Requirements – Write out the whole listing again, exactly as given.

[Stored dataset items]

------------------------

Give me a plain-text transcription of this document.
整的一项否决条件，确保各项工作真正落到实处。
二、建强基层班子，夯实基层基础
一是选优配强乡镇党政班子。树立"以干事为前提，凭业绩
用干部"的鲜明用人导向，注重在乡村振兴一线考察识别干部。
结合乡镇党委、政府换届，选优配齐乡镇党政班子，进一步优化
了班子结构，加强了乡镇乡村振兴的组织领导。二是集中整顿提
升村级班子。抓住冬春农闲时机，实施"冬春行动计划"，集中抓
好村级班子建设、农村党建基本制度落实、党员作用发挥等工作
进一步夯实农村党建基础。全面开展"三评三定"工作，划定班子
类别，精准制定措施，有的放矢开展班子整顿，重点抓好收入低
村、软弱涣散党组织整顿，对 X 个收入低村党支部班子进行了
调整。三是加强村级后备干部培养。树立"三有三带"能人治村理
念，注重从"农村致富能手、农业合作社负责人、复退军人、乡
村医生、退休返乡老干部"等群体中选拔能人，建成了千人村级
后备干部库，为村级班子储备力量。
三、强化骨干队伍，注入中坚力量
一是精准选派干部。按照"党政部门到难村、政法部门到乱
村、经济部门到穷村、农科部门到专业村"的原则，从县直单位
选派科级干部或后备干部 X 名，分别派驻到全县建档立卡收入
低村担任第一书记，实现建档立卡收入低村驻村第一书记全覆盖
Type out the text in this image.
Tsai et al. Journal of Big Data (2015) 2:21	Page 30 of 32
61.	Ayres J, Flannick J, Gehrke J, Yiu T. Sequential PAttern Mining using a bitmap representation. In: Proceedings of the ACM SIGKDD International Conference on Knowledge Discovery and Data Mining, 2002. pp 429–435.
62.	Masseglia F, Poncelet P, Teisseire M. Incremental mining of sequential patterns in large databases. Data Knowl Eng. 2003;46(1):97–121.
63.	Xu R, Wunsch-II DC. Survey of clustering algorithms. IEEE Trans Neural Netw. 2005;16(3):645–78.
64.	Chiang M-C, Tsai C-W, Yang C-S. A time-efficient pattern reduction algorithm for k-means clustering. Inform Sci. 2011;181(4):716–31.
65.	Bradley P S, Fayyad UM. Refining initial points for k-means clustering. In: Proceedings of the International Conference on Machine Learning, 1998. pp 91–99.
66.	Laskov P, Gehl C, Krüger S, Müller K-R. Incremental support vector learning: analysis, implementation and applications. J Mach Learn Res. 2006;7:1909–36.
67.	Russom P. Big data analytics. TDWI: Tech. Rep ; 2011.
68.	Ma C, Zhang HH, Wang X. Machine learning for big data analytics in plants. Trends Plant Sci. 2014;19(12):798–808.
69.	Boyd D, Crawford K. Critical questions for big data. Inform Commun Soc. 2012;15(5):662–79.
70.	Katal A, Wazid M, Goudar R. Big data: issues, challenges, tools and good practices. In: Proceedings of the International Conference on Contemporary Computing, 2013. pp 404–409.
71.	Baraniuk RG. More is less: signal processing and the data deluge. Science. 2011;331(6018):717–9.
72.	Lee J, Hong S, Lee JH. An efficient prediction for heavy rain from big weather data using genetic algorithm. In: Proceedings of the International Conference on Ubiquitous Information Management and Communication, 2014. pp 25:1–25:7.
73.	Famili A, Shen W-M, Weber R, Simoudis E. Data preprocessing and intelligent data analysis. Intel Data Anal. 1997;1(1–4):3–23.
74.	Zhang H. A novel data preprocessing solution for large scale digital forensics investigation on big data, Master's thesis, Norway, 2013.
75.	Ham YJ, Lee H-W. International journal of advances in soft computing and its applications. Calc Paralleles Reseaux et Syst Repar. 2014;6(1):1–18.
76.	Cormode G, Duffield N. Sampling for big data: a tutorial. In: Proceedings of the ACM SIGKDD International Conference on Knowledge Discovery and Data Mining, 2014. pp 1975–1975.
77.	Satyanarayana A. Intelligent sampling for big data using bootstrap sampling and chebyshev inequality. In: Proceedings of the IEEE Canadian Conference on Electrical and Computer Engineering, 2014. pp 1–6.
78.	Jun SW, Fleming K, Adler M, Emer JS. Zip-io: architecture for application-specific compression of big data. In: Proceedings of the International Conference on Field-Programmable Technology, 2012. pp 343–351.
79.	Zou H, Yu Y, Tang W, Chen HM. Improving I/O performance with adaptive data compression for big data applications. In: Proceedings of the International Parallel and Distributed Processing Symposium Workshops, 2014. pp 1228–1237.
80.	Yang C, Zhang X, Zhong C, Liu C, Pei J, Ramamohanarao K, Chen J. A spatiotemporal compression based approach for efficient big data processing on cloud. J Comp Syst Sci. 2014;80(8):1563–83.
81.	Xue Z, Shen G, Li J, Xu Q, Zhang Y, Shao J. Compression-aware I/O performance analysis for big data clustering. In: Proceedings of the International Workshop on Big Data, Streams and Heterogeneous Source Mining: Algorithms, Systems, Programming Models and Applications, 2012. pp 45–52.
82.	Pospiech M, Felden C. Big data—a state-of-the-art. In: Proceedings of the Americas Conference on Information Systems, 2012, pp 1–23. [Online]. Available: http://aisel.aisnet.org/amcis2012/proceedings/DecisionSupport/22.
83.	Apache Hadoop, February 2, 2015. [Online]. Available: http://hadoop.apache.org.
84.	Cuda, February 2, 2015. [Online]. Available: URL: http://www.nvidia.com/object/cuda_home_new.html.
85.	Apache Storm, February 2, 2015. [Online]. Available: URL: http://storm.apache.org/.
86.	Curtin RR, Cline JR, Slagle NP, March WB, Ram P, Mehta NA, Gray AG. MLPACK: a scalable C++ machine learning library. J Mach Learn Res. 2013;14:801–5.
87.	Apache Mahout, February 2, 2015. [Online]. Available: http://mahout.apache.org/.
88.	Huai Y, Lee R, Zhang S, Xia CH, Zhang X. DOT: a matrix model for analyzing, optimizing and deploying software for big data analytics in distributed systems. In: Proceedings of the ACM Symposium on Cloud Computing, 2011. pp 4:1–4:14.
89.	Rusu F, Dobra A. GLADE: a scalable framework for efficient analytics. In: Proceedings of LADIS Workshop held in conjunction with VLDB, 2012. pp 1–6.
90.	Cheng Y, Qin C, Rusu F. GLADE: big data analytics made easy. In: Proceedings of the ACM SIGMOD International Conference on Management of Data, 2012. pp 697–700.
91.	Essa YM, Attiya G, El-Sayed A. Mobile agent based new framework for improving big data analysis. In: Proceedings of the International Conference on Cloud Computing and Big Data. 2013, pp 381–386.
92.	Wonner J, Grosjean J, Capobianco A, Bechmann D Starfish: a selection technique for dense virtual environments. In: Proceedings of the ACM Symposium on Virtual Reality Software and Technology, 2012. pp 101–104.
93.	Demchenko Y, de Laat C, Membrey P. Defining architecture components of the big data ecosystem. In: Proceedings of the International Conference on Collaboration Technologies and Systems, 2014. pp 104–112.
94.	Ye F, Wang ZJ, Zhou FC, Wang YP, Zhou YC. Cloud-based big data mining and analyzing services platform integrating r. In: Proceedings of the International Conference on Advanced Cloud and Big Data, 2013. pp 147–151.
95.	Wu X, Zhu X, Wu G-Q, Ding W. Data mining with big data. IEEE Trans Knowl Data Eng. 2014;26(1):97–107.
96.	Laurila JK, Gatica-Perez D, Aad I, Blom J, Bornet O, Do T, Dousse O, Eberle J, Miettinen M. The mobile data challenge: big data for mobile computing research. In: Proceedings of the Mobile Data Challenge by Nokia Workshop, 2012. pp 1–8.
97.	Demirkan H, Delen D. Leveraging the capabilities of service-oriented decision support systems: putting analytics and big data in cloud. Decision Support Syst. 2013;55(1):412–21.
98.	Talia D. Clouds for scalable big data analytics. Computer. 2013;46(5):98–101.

------------------------

Answer to the exercise –
Give me a plain-text transcription of this document.
整的一项否决条件，确保各项工作真正落到实处。
二、建强基层班子，夯实基层基础
一是选优配强乡镇党政班子。树立"以干事为前提，凭业绩
用干部"的鲜明用人导向，注重在乡村振兴一线考察识别干部。
结合乡镇党委、政府换届，选优配齐乡镇党政班子，进一步优化
了班子结构，加强了乡镇乡村振兴的组织领导。二是集中整顿提
升村级班子。抓住冬春农闲时机，实施"冬春行动计划"，集中抓
好村级班子建设、农村党建基本制度落实、党员作用发挥等工作
进一步夯实农村党建基础。全面开展"三评三定"工作，划定班子
类别，精准制定措施，有的放矢开展班子整顿，重点抓好收入低
村、软弱涣散党组织整顿，对 X 个收入低村党支部班子进行了
调整。三是加强村级后备干部培养。树立"三有三带"能人治村理
念，注重从"农村致富能手、农业合作社负责人、复退军人、乡
村医生、退休返乡老干部"等群体中选拔能人，建成了千人村级
后备干部库，为村级班子储备力量。
三、强化骨干队伍，注入中坚力量
一是精准选派干部。按照"党政部门到难村、政法部门到乱
村、经济部门到穷村、农科部门到专业村"的原则，从县直单位
选派科级干部或后备干部 X 名，分别派驻到全县建档立卡收入
低村担任第一书记，实现建档立卡收入低村驻村第一书记全覆盖
Type out the text in this image.
Tsai et al. Journal of Big Data (2015) 2:21	Page 30 of 32
61.	Ayres J, Flannick J, Gehrke J, Yiu T. Sequential PAttern Mining using a bitmap representation. In: Proceedings of the ACM SIGKDD International Conference on Knowledge Discovery and Data Mining, 2002. pp 429–435.
62.	Masseglia F, Poncelet P, Teisseire M. Incremental mining of sequential patterns in large databases. Data Knowl Eng. 2003;46(1):97–121.
63.	Xu R, Wunsch-II DC. Survey of clustering algorithms. IEEE Trans Neural Netw. 2005;16(3):645–78.
64.	Chiang M-C, Tsai C-W, Yang C-S. A time-efficient pattern reduction algorithm for k-means clustering. Inform Sci. 2011;181(4):716–31.
65.	Bradley P S, Fayyad UM. Refining initial points for k-means clustering. In: Proceedings of the International Conference on Machine Learning, 1998. pp 91–99.
66.	Laskov P, Gehl C, Krüger S, Müller K-R. Incremental support vector learning: analysis, implementation and applications. J Mach Learn Res. 2006;7:1909–36.
67.	Russom P. Big data analytics. TDWI: Tech. Rep ; 2011.
68.	Ma C, Zhang HH, Wang X. Machine learning for big data analytics in plants. Trends Plant Sci. 2014;19(12):798–808.
69.	Boyd D, Crawford K. Critical questions for big data. Inform Commun Soc. 2012;15(5):662–79.
70.	Katal A, Wazid M, Goudar R. Big data: issues, challenges, tools and good practices. In: Proceedings of the International Conference on Contemporary Computing, 2013. pp 404–409.
71.	Baraniuk RG. More is less: signal processing and the data deluge. Science. 2011;331(6018):717–9.
72.	Lee J, Hong S, Lee JH. An efficient prediction for heavy rain from big weather data using genetic algorithm. In: Proceedings of the International Conference on Ubiquitous Information Management and Communication, 2014. pp 25:1–25:7.
73.	Famili A, Shen W-M, Weber R, Simoudis E. Data preprocessing and intelligent data analysis. Intel Data Anal. 1997;1(1–4):3–23.
74.	Zhang H. A novel data preprocessing solution for large scale digital forensics investigation on big data, Master's thesis, Norway, 2013.
75.	Ham YJ, Lee H-W. International journal of advances in soft computing and its applications. Calc Paralleles Reseaux et Syst Repar. 2014;6(1):1–18.
76.	Cormode G, Duffield N. Sampling for big data: a tutorial. In: Proceedings of the ACM SIGKDD International Conference on Knowledge Discovery and Data Mining, 2014. pp 1975–1975.
77.	Satyanarayana A. Intelligent sampling for big data using bootstrap sampling and chebyshev inequality. In: Proceedings of the IEEE Canadian Conference on Electrical and Computer Engineering, 2014. pp 1–6.
78.	Jun SW, Fleming K, Adler M, Emer JS. Zip-io: architecture for application-specific compression of big data. In: Proceedings of the International Conference on Field-Programmable Technology, 2012. pp 343–351.
79.	Zou H, Yu Y, Tang W, Chen HM. Improving I/O performance with adaptive data compression for big data applications. In: Proceedings of the International Parallel and Distributed Processing Symposium Workshops, 2014. pp 1228–1237.
80.	Yang C, Zhang X, Zhong C, Liu C, Pei J, Ramamohanarao K, Chen J. A spatiotemporal compression based approach for efficient big data processing on cloud. J Comp Syst Sci. 2014;80(8):1563–83.
81.	Xue Z, Shen G, Li J, Xu Q, Zhang Y, Shao J. Compression-aware I/O performance analysis for big data clustering. In: Proceedings of the International Workshop on Big Data, Streams and Heterogeneous Source Mining: Algorithms, Systems, Programming Models and Applications, 2012. pp 45–52.
82.	Pospiech M, Felden C. Big data—a state-of-the-art. In: Proceedings of the Americas Conference on Information Systems, 2012, pp 1–23. [Online]. Available: http://aisel.aisnet.org/amcis2012/proceedings/DecisionSupport/22.
83.	Apache Hadoop, February 2, 2015. [Online]. Available: http://hadoop.apache.org.
84.	Cuda, February 2, 2015. [Online]. Available: URL: http://www.nvidia.com/object/cuda_home_new.html.
85.	Apache Storm, February 2, 2015. [Online]. Available: URL: http://storm.apache.org/.
86.	Curtin RR, Cline JR, Slagle NP, March WB, Ram P, Mehta NA, Gray AG. MLPACK: a scalable C++ machine learning library. J Mach Learn Res. 2013;14:801–5.
87.	Apache Mahout, February 2, 2015. [Online]. Available: http://mahout.apache.org/.
88.	Huai Y, Lee R, Zhang S, Xia CH, Zhang X. DOT: a matrix model for analyzing, optimizing and deploying software for big data analytics in distributed systems. In: Proceedings of the ACM Symposium on Cloud Computing, 2011. pp 4:1–4:14.
89.	Rusu F, Dobra A. GLADE: a scalable framework for efficient analytics. In: Proceedings of LADIS Workshop held in conjunction with VLDB, 2012. pp 1–6.
90.	Cheng Y, Qin C, Rusu F. GLADE: big data analytics made easy. In: Proceedings of the ACM SIGMOD International Conference on Management of Data, 2012. pp 697–700.
91.	Essa YM, Attiya G, El-Sayed A. Mobile agent based new framework for improving big data analysis. In: Proceedings of the International Conference on Cloud Computing and Big Data. 2013, pp 381–386.
92.	Wonner J, Grosjean J, Capobianco A, Bechmann D Starfish: a selection technique for dense virtual environments. In: Proceedings of the ACM Symposium on Virtual Reality Software and Technology, 2012. pp 101–104.
93.	Demchenko Y, de Laat C, Membrey P. Defining architecture components of the big data ecosystem. In: Proceedings of the International Conference on Collaboration Technologies and Systems, 2014. pp 104–112.
94.	Ye F, Wang ZJ, Zhou FC, Wang YP, Zhou YC. Cloud-based big data mining and analyzing services platform integrating r. In: Proceedings of the International Conference on Advanced Cloud and Big Data, 2013. pp 147–151.
95.	Wu X, Zhu X, Wu G-Q, Ding W. Data mining with big data. IEEE Trans Knowl Data Eng. 2014;26(1):97–107.
96.	Laurila JK, Gatica-Perez D, Aad I, Blom J, Bornet O, Do T, Dousse O, Eberle J, Miettinen M. The mobile data challenge: big data for mobile computing research. In: Proceedings of the Mobile Data Challenge by Nokia Workshop, 2012. pp 1–8.
97.	Demirkan H, Delen D. Leveraging the capabilities of service-oriented decision support systems: putting analytics and big data in cloud. Decision Support Syst. 2013;55(1):412–21.
98.	Talia D. Clouds for scalable big data analytics. Computer. 2013;46(5):98–101.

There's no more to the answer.